::: The input :::
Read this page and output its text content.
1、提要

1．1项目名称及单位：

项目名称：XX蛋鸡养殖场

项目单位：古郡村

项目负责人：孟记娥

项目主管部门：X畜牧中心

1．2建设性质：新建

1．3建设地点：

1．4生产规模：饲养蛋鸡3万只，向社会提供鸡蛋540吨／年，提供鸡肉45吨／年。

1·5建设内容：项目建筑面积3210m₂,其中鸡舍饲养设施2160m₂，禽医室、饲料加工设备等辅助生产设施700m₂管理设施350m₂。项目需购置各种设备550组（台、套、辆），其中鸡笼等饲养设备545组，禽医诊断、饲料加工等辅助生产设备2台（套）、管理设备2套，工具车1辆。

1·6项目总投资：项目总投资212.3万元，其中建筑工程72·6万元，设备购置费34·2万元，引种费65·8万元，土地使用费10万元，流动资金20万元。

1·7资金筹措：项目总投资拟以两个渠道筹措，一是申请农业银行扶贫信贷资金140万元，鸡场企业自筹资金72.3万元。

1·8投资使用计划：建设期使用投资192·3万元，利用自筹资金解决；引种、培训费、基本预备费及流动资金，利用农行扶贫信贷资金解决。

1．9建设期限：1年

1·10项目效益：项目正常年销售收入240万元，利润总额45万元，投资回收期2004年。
:::
::: The input :::
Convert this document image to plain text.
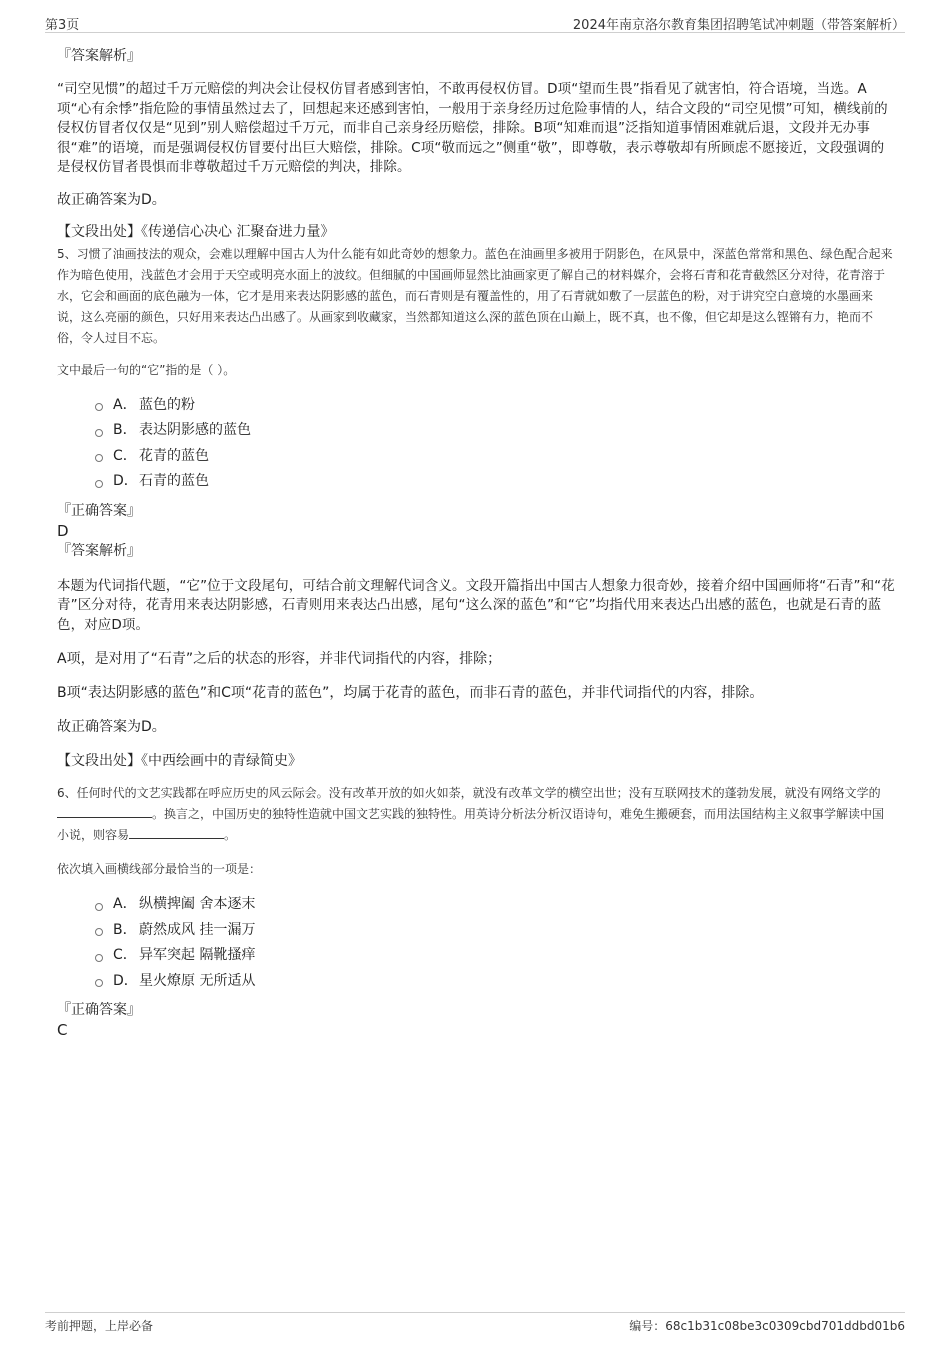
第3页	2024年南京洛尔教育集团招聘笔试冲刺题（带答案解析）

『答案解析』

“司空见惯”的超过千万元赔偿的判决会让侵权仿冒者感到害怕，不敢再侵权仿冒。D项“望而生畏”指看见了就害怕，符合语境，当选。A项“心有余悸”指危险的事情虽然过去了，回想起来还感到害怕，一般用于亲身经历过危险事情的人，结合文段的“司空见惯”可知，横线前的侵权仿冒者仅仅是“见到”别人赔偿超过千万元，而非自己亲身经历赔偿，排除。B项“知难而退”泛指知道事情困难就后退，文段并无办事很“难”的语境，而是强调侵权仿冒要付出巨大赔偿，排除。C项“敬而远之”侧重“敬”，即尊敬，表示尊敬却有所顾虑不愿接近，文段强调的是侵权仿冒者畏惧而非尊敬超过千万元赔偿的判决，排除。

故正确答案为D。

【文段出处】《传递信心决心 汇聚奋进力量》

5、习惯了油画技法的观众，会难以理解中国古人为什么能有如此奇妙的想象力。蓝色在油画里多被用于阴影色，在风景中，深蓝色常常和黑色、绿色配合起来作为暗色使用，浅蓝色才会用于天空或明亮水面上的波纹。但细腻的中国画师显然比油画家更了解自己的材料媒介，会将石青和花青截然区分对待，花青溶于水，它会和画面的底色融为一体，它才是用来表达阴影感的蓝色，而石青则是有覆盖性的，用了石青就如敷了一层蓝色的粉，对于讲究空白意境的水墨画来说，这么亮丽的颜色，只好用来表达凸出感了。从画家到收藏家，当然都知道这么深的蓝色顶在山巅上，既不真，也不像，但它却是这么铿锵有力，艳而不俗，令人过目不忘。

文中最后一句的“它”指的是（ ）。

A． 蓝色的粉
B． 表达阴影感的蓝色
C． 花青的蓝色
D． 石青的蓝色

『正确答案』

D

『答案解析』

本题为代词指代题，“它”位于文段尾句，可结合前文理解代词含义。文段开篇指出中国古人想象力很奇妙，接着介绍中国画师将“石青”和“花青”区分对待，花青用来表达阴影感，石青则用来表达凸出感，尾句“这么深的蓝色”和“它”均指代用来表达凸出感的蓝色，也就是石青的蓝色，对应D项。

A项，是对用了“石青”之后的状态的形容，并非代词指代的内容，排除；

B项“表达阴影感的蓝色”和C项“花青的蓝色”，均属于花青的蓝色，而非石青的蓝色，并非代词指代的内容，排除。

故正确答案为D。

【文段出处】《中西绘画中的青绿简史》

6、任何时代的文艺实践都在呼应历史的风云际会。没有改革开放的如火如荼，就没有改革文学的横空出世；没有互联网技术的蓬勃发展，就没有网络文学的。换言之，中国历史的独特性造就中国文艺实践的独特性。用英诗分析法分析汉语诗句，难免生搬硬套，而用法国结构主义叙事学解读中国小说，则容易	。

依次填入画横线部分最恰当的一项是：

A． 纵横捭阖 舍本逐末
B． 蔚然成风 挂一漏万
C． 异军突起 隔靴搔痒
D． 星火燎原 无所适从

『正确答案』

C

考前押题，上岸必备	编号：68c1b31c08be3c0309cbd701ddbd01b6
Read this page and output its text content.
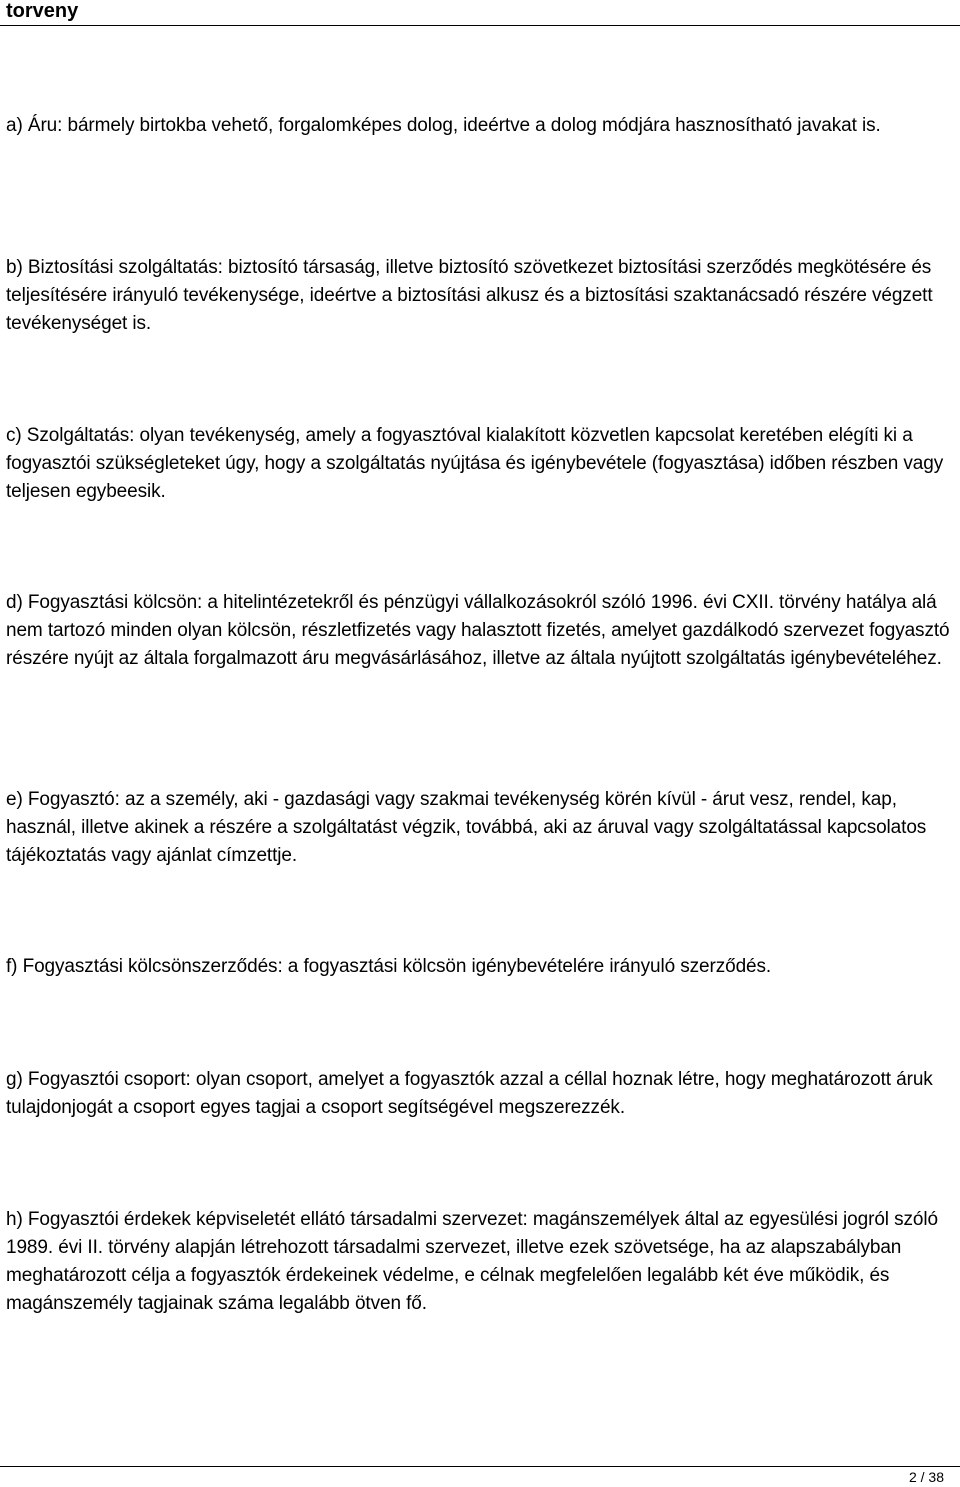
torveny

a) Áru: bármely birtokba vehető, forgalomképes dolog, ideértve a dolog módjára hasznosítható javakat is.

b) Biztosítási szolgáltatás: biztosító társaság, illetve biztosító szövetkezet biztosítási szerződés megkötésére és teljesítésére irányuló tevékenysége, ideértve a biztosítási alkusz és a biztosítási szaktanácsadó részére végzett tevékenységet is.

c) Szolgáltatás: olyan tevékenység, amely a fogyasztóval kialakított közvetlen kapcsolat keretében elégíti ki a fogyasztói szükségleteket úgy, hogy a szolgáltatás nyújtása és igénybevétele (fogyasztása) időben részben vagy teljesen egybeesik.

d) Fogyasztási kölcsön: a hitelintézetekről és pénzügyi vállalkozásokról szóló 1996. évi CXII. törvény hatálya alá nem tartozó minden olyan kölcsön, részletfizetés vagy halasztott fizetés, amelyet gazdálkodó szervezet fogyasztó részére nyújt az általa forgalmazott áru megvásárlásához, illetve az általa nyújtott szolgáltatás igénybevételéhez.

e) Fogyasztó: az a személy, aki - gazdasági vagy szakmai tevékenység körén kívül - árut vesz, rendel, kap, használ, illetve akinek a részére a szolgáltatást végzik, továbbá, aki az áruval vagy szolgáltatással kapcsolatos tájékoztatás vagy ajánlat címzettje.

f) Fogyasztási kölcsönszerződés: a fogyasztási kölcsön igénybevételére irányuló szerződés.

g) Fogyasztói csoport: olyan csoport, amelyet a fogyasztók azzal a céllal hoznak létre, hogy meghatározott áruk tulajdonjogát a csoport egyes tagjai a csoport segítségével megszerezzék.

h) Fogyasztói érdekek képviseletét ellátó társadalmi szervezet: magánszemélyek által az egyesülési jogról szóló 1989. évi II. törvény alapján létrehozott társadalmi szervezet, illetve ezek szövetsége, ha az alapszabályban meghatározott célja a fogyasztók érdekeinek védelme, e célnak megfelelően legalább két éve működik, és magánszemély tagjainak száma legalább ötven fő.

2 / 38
:::
Stated exercise: Return every line above that contains the word "amelyet".

Written reply:
d) Fogyasztási kölcsön: a hitelintézetekről és pénzügyi vállalkozásokról szóló 1996. évi CXII. törvény hatálya alá nem tartozó minden olyan kölcsön, részletfizetés vagy halasztott fizetés, amelyet gazdálkodó szervezet fogyasztó részére nyújt az általa forgalmazott áru megvásárlásához, illetve az általa nyújtott szolgáltatás igénybevételéhez.
g) Fogyasztói csoport: olyan csoport, amelyet a fogyasztók azzal a céllal hoznak létre, hogy meghatározott áruk tulajdonjogát a csoport egyes tagjai a csoport segítségével megszerezzék.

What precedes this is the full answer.